Start EXTRACTED MATERIAL
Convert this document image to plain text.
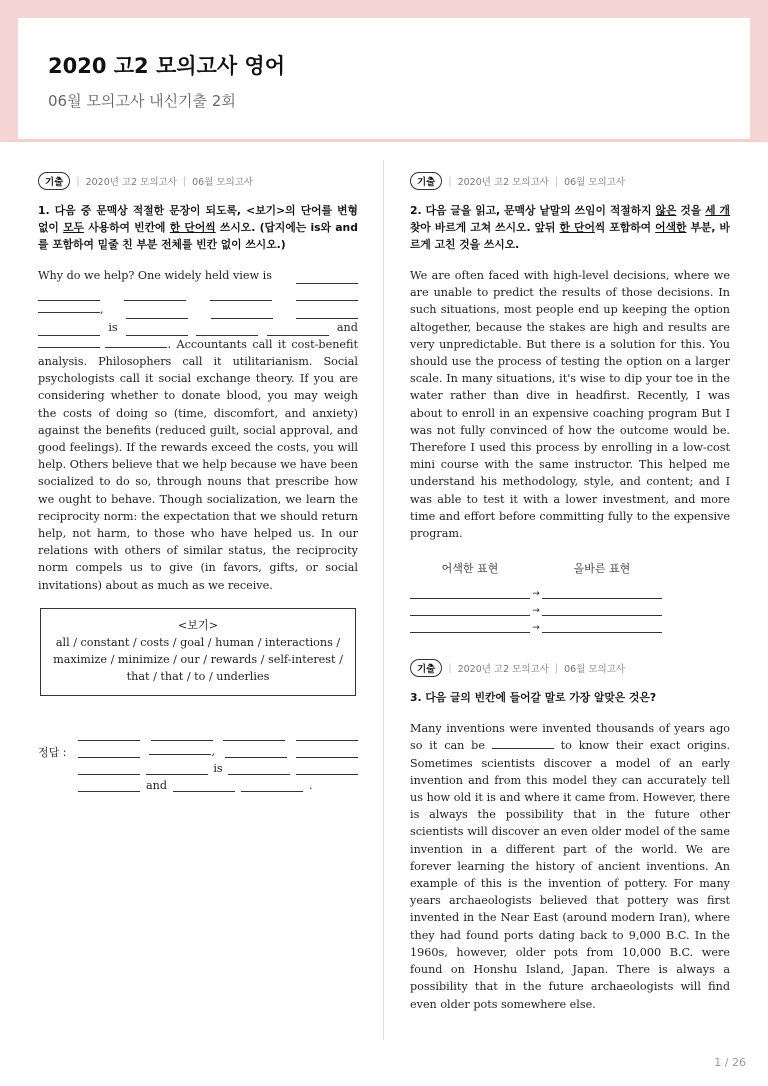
2020 고2 모의고사 영어

06월 모의고사 내신기출 2회

기출	| 2020년 고2 모의고사 | 06월 모의고사
1. 다음 중 문맥상 적절한 문장이 되도록, <보기>의 단어를 변형 없이 모두 사용하여 빈칸에 한 단어씩 쓰시오. (답지에는 is와 and를 포함하여 밑줄 친 부분 전체를 빈칸 없이 쓰시오.)
Why do we help? One widely held view is
,
is	and
. Accountants call it cost-benefit analysis. Philosophers call it utilitarianism. Social psychologists call it social exchange theory. If you are considering whether to donate blood, you may weigh the costs of doing so (time, discomfort, and anxiety) against the benefits (reduced guilt, social approval, and good feelings). If the rewards exceed the costs, you will help. Others believe that we help because we have been socialized to do so, through nouns that prescribe how we ought to behave. Though socialization, we learn the reciprocity norm: the expectation that we should return help, not harm, to those who have helped us. In our relations with others of similar status, the reciprocity norm compels us to give (in favors, gifts, or social invitations) about as much as we receive.
<보기>
all / constant / costs / goal / human / interactions / maximize / minimize / our / rewards / self-interest / that / that / to / underlies
정답 :	,
is
and	.
기출	| 2020년 고2 모의고사 | 06월 모의고사
2. 다음 글을 읽고, 문맥상 낱말의 쓰임이 적절하지 않은 것을 세 개 찾아 바르게 고쳐 쓰시오. 앞뒤 한 단어씩 포함하여 어색한 부분, 바르게 고친 것을 쓰시오.
We are often faced with high-level decisions, where we are unable to predict the results of those decisions. In such situations, most people end up keeping the option altogether, because the stakes are high and results are very unpredictable. But there is a solution for this. You should use the process of testing the option on a larger scale. In many situations, it's wise to dip your toe in the water rather than dive in headfirst. Recently, I was about to enroll in an expensive coaching program But I was not fully convinced of how the outcome would be. Therefore I used this process by enrolling in a low-cost mini course with the same instructor. This helped me understand his methodology, style, and content; and I was able to test it with a lower investment, and more time and effort before committing fully to the expensive program.
어색한 표현	올바른 표현
→
→
→
기출	| 2020년 고2 모의고사 | 06월 모의고사
3. 다음 글의 빈칸에 들어갈 말로 가장 알맞은 것은?
Many inventions were invented thousands of years ago so it can be	to know their exact origins. Sometimes scientists discover a model of an early invention and from this model they can accurately tell us how old it is and where it came from. However, there is always the possibility that in the future other scientists will discover an even older model of the same invention in a different part of the world. We are forever learning the history of ancient inventions. An example of this is the invention of pottery. For many years archaeologists believed that pottery was first invented in the Near East (around modern Iran), where they had found ports dating back to 9,000 B.C. In the 1960s, however, older pots from 10,000 B.C. were found on Honshu Island, Japan. There is always a possibility that in the future archaeologists will find even older pots somewhere else.
1 / 26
End EXTRACTED MATERIAL
INSTRUCTIONS FOR THE TASK: Repeat the lines above exactly, and keep every picture out.

RESULT OF THE TASK:
Convert this document image to plain text.
2020 고2 모의고사 영어

06월 모의고사 내신기출 2회

기출	| 2020년 고2 모의고사 | 06월 모의고사
1. 다음 중 문맥상 적절한 문장이 되도록, <보기>의 단어를 변형 없이 모두 사용하여 빈칸에 한 단어씩 쓰시오. (답지에는 is와 and를 포함하여 밑줄 친 부분 전체를 빈칸 없이 쓰시오.)
Why do we help? One widely held view is
,
is	and
. Accountants call it cost-benefit analysis. Philosophers call it utilitarianism. Social psychologists call it social exchange theory. If you are considering whether to donate blood, you may weigh the costs of doing so (time, discomfort, and anxiety) against the benefits (reduced guilt, social approval, and good feelings). If the rewards exceed the costs, you will help. Others believe that we help because we have been socialized to do so, through nouns that prescribe how we ought to behave. Though socialization, we learn the reciprocity norm: the expectation that we should return help, not harm, to those who have helped us. In our relations with others of similar status, the reciprocity norm compels us to give (in favors, gifts, or social invitations) about as much as we receive.
<보기>
all / constant / costs / goal / human / interactions / maximize / minimize / our / rewards / self-interest / that / that / to / underlies
정답 :	,
is
and	.
기출	| 2020년 고2 모의고사 | 06월 모의고사
2. 다음 글을 읽고, 문맥상 낱말의 쓰임이 적절하지 않은 것을 세 개 찾아 바르게 고쳐 쓰시오. 앞뒤 한 단어씩 포함하여 어색한 부분, 바르게 고친 것을 쓰시오.
We are often faced with high-level decisions, where we are unable to predict the results of those decisions. In such situations, most people end up keeping the option altogether, because the stakes are high and results are very unpredictable. But there is a solution for this. You should use the process of testing the option on a larger scale. In many situations, it's wise to dip your toe in the water rather than dive in headfirst. Recently, I was about to enroll in an expensive coaching program But I was not fully convinced of how the outcome would be. Therefore I used this process by enrolling in a low-cost mini course with the same instructor. This helped me understand his methodology, style, and content; and I was able to test it with a lower investment, and more time and effort before committing fully to the expensive program.
어색한 표현	올바른 표현
→
→
→
기출	| 2020년 고2 모의고사 | 06월 모의고사
3. 다음 글의 빈칸에 들어갈 말로 가장 알맞은 것은?
Many inventions were invented thousands of years ago so it can be	to know their exact origins. Sometimes scientists discover a model of an early invention and from this model they can accurately tell us how old it is and where it came from. However, there is always the possibility that in the future other scientists will discover an even older model of the same invention in a different part of the world. We are forever learning the history of ancient inventions. An example of this is the invention of pottery. For many years archaeologists believed that pottery was first invented in the Near East (around modern Iran), where they had found ports dating back to 9,000 B.C. In the 1960s, however, older pots from 10,000 B.C. were found on Honshu Island, Japan. There is always a possibility that in the future archaeologists will find even older pots somewhere else.
1 / 26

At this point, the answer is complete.